Give the data below again exactly as written, without its pictures.

_DATA SHOWN:_
- - -

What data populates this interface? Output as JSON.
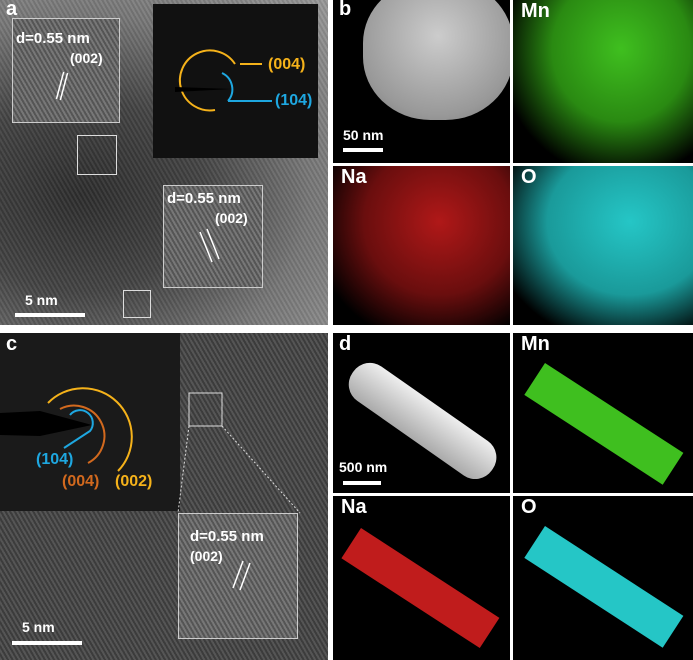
{
  "panels": {
    "a": {
      "label": "a",
      "scale_bar": "5 nm",
      "inset1": {
        "d": "d=0.55 nm",
        "plane": "(002)"
      },
      "inset2": {
        "d": "d=0.55 nm",
        "plane": "(002)"
      },
      "saed": [
        "(004)",
        "(104)"
      ]
    },
    "b": {
      "label": "b",
      "scale_bar": "50 nm",
      "maps": [
        "Mn",
        "Na",
        "O"
      ]
    },
    "c": {
      "label": "c",
      "scale_bar": "5 nm",
      "inset": {
        "d": "d=0.55 nm",
        "plane": "(002)"
      },
      "saed": [
        "(104)",
        "(004)",
        "(002)"
      ]
    },
    "d": {
      "label": "d",
      "scale_bar": "500 nm",
      "maps": [
        "Mn",
        "Na",
        "O"
      ]
    }
  },
  "colors": {
    "mn": "#3fbf1f",
    "na": "#c81e1e",
    "o": "#25c6c6",
    "orange": "#f5b21a",
    "blue": "#1ea7e0",
    "brown": "#d2691e"
  }
}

- - -

_CORRECT OUTPUT:_
What data populates this interface? Output as JSON.
{
  "panels": {
    "a": {
      "label": "a",
      "scale_bar": "5 nm",
      "inset1": {
        "d": "d=0.55 nm",
        "plane": "(002)"
      },
      "inset2": {
        "d": "d=0.55 nm",
        "plane": "(002)"
      },
      "saed": [
        "(004)",
        "(104)"
      ]
    },
    "b": {
      "label": "b",
      "scale_bar": "50 nm",
      "maps": [
        "Mn",
        "Na",
        "O"
      ]
    },
    "c": {
      "label": "c",
      "scale_bar": "5 nm",
      "inset": {
        "d": "d=0.55 nm",
        "plane": "(002)"
      },
      "saed": [
        "(104)",
        "(004)",
        "(002)"
      ]
    },
    "d": {
      "label": "d",
      "scale_bar": "500 nm",
      "maps": [
        "Mn",
        "Na",
        "O"
      ]
    }
  },
  "colors": {
    "mn": "#3fbf1f",
    "na": "#c81e1e",
    "o": "#25c6c6",
    "orange": "#f5b21a",
    "blue": "#1ea7e0",
    "brown": "#d2691e"
  }
}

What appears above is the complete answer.